[Figure contents as structured data]
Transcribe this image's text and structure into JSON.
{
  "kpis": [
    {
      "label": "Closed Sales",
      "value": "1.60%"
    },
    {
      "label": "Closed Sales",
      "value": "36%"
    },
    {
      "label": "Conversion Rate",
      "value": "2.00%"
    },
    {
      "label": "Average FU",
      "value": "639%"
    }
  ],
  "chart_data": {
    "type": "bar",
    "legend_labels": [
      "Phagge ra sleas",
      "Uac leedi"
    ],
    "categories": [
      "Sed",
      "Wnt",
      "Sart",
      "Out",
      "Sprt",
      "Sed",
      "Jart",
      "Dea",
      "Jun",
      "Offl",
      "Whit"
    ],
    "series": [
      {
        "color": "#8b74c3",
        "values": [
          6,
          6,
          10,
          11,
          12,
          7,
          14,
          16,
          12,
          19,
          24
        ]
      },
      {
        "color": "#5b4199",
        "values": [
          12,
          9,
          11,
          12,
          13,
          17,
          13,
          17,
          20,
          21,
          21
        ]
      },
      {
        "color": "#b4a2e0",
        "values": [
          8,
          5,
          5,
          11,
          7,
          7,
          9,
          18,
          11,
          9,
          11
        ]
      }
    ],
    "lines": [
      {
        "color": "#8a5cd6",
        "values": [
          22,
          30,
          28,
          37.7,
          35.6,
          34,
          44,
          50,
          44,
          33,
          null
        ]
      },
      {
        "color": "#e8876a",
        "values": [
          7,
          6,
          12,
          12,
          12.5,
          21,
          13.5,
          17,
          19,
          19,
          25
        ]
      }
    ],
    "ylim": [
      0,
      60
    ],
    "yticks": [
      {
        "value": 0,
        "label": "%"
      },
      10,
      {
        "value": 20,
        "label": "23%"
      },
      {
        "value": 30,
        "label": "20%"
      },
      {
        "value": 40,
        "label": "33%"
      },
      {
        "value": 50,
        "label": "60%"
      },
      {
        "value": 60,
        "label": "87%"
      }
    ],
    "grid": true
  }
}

* WHAT THE EXERCISE ASKS: From the listing above, copy every line that holds the string "color".

* RESULT FOR THIS EXERCISE:
        "color": "#8b74c3",
        "color": "#5b4199",
        "color": "#b4a2e0",
        "color": "#8a5cd6",
        "color": "#e8876a",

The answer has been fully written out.